# start of DATASET CONTENT

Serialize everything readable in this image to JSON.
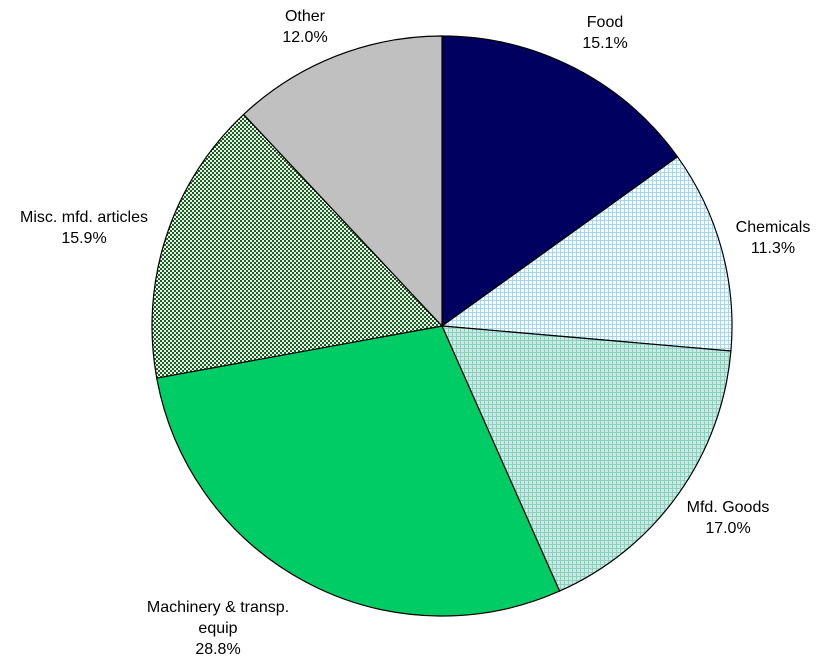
{
  "chart_data": {
    "type": "pie",
    "start_angle_deg": 0,
    "direction": "clockwise",
    "slices": [
      {
        "label": "Food",
        "value": 15.1,
        "value_label": "15.1%",
        "color": "#000060",
        "pattern": "solid"
      },
      {
        "label": "Chemicals",
        "value": 11.3,
        "value_label": "11.3%",
        "color": "#ffffff",
        "pattern": "fine-grid-lightblue"
      },
      {
        "label": "Mfd. Goods",
        "value": 17.0,
        "value_label": "17.0%",
        "color": "#c6e6ef",
        "pattern": "fine-grid-lightgreen"
      },
      {
        "label": "Machinery & transp. equip",
        "label_lines": [
          "Machinery & transp.",
          "equip"
        ],
        "value": 28.8,
        "value_label": "28.8%",
        "color": "#00cc66",
        "pattern": "solid"
      },
      {
        "label": "Misc. mfd. articles",
        "value": 15.9,
        "value_label": "15.9%",
        "color": "#2e7d32",
        "pattern": "checker-green"
      },
      {
        "label": "Other",
        "value": 12.0,
        "value_label": "12.0%",
        "color": "#c0c0c0",
        "pattern": "solid"
      }
    ]
  }
}
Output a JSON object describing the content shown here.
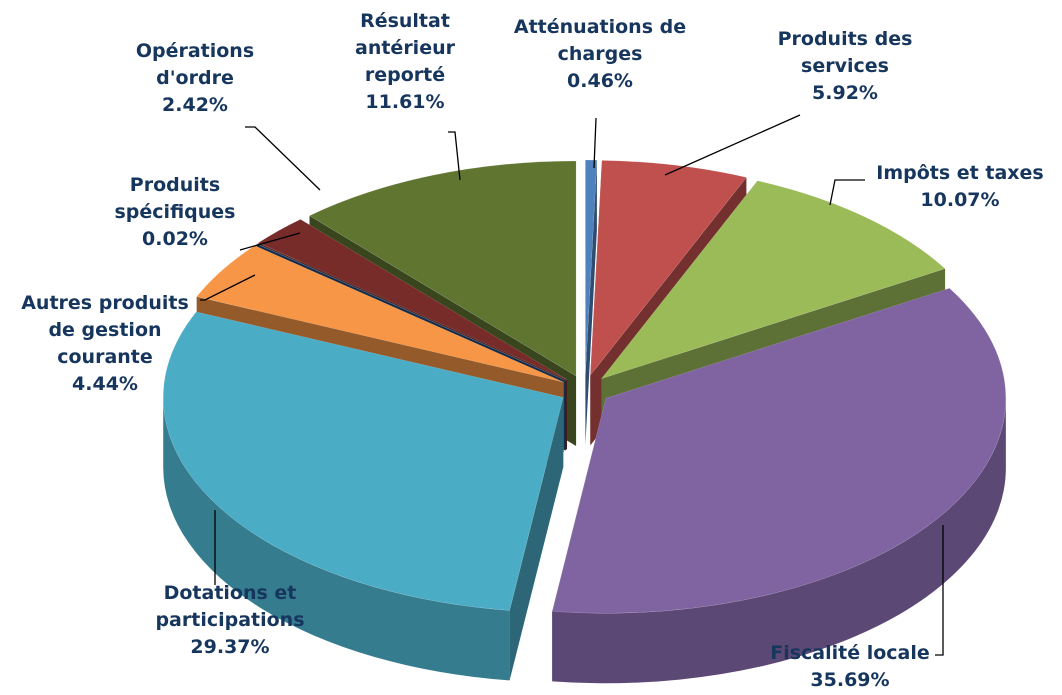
{
  "chart_data": {
    "type": "pie",
    "categories": [
      "Atténuations de charges",
      "Produits des services",
      "Impôts et taxes",
      "Fiscalité locale",
      "Dotations et participations",
      "Autres produits de gestion courante",
      "Produits spécifiques",
      "Opérations d'ordre",
      "Résultat antérieur reporté"
    ],
    "values": [
      0.46,
      5.92,
      10.07,
      35.69,
      29.37,
      4.44,
      0.02,
      2.42,
      11.61
    ],
    "value_labels": [
      "0.46%",
      "5.92%",
      "10.07%",
      "35.69%",
      "29.37%",
      "4.44%",
      "0.02%",
      "2.42%",
      "11.61%"
    ],
    "colors": [
      "#4f81bd",
      "#c0504d",
      "#9bbb59",
      "#8064a2",
      "#4bacc6",
      "#f79646",
      "#1f497d",
      "#772c2a",
      "#5f7530"
    ]
  }
}
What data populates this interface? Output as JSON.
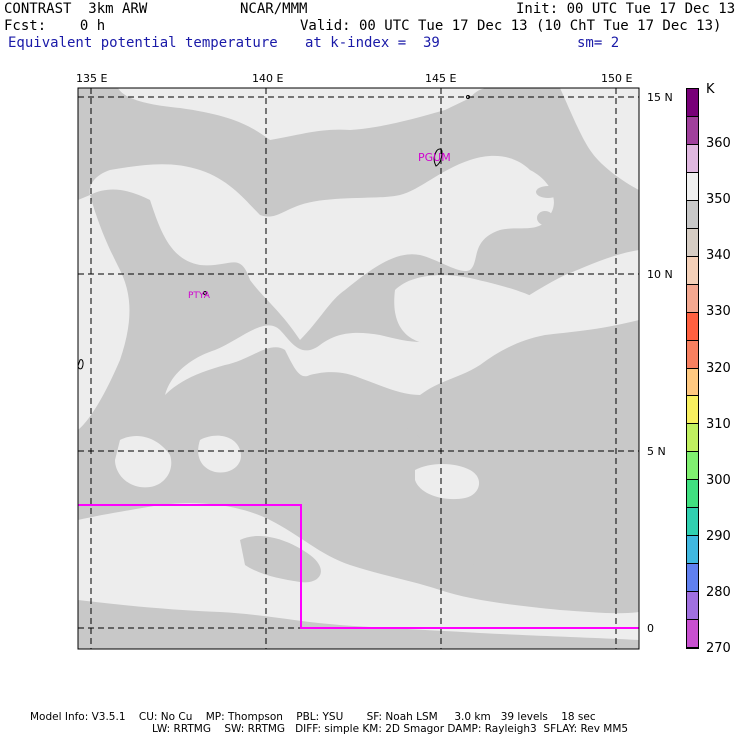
{
  "header": {
    "model": "CONTRAST  3km ARW",
    "org": "NCAR/MMM",
    "init": "Init: 00 UTC Tue 17 Dec 13",
    "fcst": "Fcst:    0 h",
    "valid": "Valid: 00 UTC Tue 17 Dec 13 (10 ChT Tue 17 Dec 13)",
    "field": "Equivalent potential temperature",
    "level": "at k-index =  39",
    "smooth": "sm= 2"
  },
  "map": {
    "lon_labels": [
      "135 E",
      "140 E",
      "145 E",
      "150 E"
    ],
    "lat_labels": [
      "15 N",
      "10 N",
      "5 N",
      "0"
    ],
    "stations": [
      "PGUM",
      "PTYA"
    ],
    "fill_colors": {
      "background": "#c8c8c8",
      "light": "#ededed",
      "border": "#ff00ff"
    }
  },
  "colorbar": {
    "unit": "K",
    "labels": [
      "360",
      "350",
      "340",
      "330",
      "320",
      "310",
      "300",
      "290",
      "280",
      "270"
    ],
    "colors": [
      "#780078",
      "#a0409c",
      "#e0b8e0",
      "#f0f0f0",
      "#c8c8c8",
      "#d6cdc4",
      "#f4d0b8",
      "#f4a890",
      "#ff6040",
      "#f88060",
      "#ffc880",
      "#f8f060",
      "#c0f060",
      "#80f070",
      "#40e080",
      "#30d0b0",
      "#40b8e0",
      "#6080f0",
      "#a070e0",
      "#c850d0"
    ]
  },
  "footer": {
    "line1": "Model Info: V3.5.1    CU: No Cu    MP: Thompson    PBL: YSU       SF: Noah LSM     3.0 km   39 levels    18 sec",
    "line2": "LW: RRTMG    SW: RRTMG   DIFF: simple KM: 2D Smagor DAMP: Rayleigh3  SFLAY: Rev MM5"
  }
}
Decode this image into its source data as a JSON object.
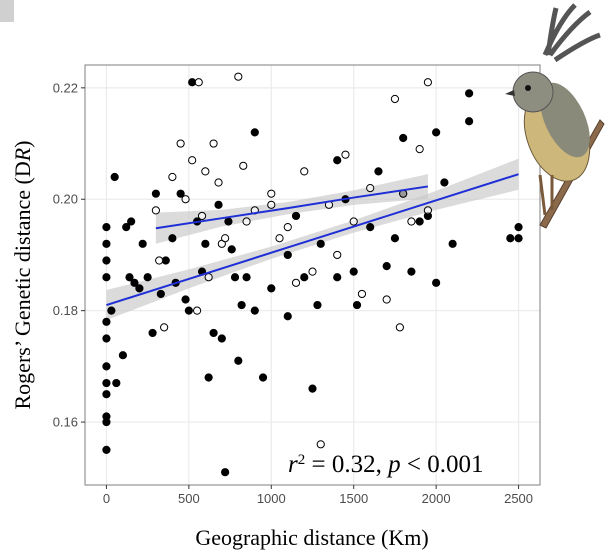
{
  "chart_data": {
    "type": "scatter",
    "x_label": "Geographic distance (Km)",
    "y_label": [
      "Rogers’ Genetic distance (D",
      "R",
      ")"
    ],
    "annotation": [
      "r",
      "2",
      " = 0.32, ",
      "p",
      " < 0.001"
    ],
    "xlim": [
      -130,
      2630
    ],
    "ylim": [
      0.1487,
      0.2241
    ],
    "xticks": [
      0,
      500,
      1000,
      1500,
      2000,
      2500
    ],
    "yticks": [
      0.16,
      0.18,
      {
        "value": 0.2,
        "label": "0.20"
      },
      0.22
    ],
    "grid": true,
    "series": [
      {
        "color": "#000000",
        "marker": "filled",
        "x": [
          0,
          0,
          0,
          0,
          0,
          0,
          0,
          0,
          0,
          0,
          0,
          0,
          30,
          50,
          60,
          100,
          120,
          140,
          150,
          170,
          200,
          220,
          250,
          280,
          300,
          330,
          360,
          400,
          420,
          450,
          480,
          500,
          520,
          550,
          580,
          600,
          620,
          650,
          680,
          700,
          720,
          740,
          760,
          780,
          800,
          820,
          850,
          900,
          950,
          1000,
          1100,
          1150,
          1200,
          1250,
          1280,
          1300,
          1400,
          1450,
          1500,
          1520,
          1600,
          1650,
          1700,
          1750,
          1800,
          1850,
          1900,
          1950,
          2000,
          2050,
          2100,
          2200,
          2200,
          2450,
          2500,
          2500,
          1800,
          900,
          1400,
          1100,
          2000
        ],
        "values": [
          0.155,
          0.16,
          0.161,
          0.165,
          0.167,
          0.17,
          0.175,
          0.178,
          0.186,
          0.189,
          0.192,
          0.195,
          0.18,
          0.204,
          0.167,
          0.172,
          0.195,
          0.186,
          0.196,
          0.185,
          0.184,
          0.192,
          0.186,
          0.176,
          0.201,
          0.183,
          0.189,
          0.193,
          0.185,
          0.201,
          0.182,
          0.18,
          0.221,
          0.196,
          0.187,
          0.192,
          0.168,
          0.176,
          0.199,
          0.175,
          0.151,
          0.196,
          0.191,
          0.186,
          0.171,
          0.181,
          0.186,
          0.18,
          0.168,
          0.184,
          0.19,
          0.197,
          0.186,
          0.166,
          0.181,
          0.192,
          0.186,
          0.2,
          0.187,
          0.181,
          0.195,
          0.205,
          0.188,
          0.193,
          0.201,
          0.187,
          0.196,
          0.197,
          0.185,
          0.203,
          0.192,
          0.214,
          0.219,
          0.193,
          0.193,
          0.195,
          0.211,
          0.212,
          0.207,
          0.179,
          0.212
        ]
      },
      {
        "color": "#000000",
        "marker": "open",
        "x": [
          300,
          320,
          400,
          450,
          480,
          520,
          560,
          580,
          600,
          620,
          650,
          680,
          700,
          720,
          800,
          830,
          850,
          900,
          1000,
          1050,
          1100,
          1150,
          1200,
          1250,
          1300,
          1350,
          1400,
          1450,
          1500,
          1550,
          1600,
          1700,
          1750,
          1780,
          1800,
          1850,
          1900,
          1950,
          1950,
          350,
          550,
          1000
        ],
        "values": [
          0.198,
          0.189,
          0.204,
          0.21,
          0.2,
          0.207,
          0.221,
          0.197,
          0.205,
          0.186,
          0.21,
          0.203,
          0.192,
          0.193,
          0.222,
          0.206,
          0.196,
          0.198,
          0.201,
          0.193,
          0.195,
          0.185,
          0.205,
          0.187,
          0.156,
          0.199,
          0.19,
          0.208,
          0.196,
          0.183,
          0.202,
          0.182,
          0.218,
          0.177,
          0.201,
          0.196,
          0.209,
          0.221,
          0.198,
          0.177,
          0.18,
          0.199
        ]
      }
    ],
    "fits": [
      {
        "color": "#1f2fd6",
        "band_color": "#c8c8c8",
        "x": [
          0,
          500,
          1000,
          1500,
          2000,
          2500
        ],
        "values": [
          0.181,
          0.1857,
          0.1904,
          0.1951,
          0.1998,
          0.2045
        ],
        "band_lower": [
          0.1783,
          0.184,
          0.1893,
          0.194,
          0.1981,
          0.2017
        ],
        "band_upper": [
          0.1837,
          0.1874,
          0.1915,
          0.1962,
          0.2015,
          0.2073
        ]
      },
      {
        "color": "#1f2fd6",
        "band_color": "#c8c8c8",
        "x": [
          300,
          700,
          1100,
          1500,
          1950
        ],
        "values": [
          0.1948,
          0.1966,
          0.1984,
          0.2003,
          0.2023
        ],
        "band_lower": [
          0.192,
          0.1951,
          0.1973,
          0.199,
          0.2001
        ],
        "band_upper": [
          0.1976,
          0.1981,
          0.1995,
          0.2016,
          0.2045
        ]
      }
    ]
  }
}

# end of DATASET CONTENT

**WHAT THE TASK ASKS**: In the listing, find each line with the string "fine" and copy it.

**EXERCISE ANSWER**:
        "pattern": "fine-grid-lightblue"
        "pattern": "fine-grid-lightgreen"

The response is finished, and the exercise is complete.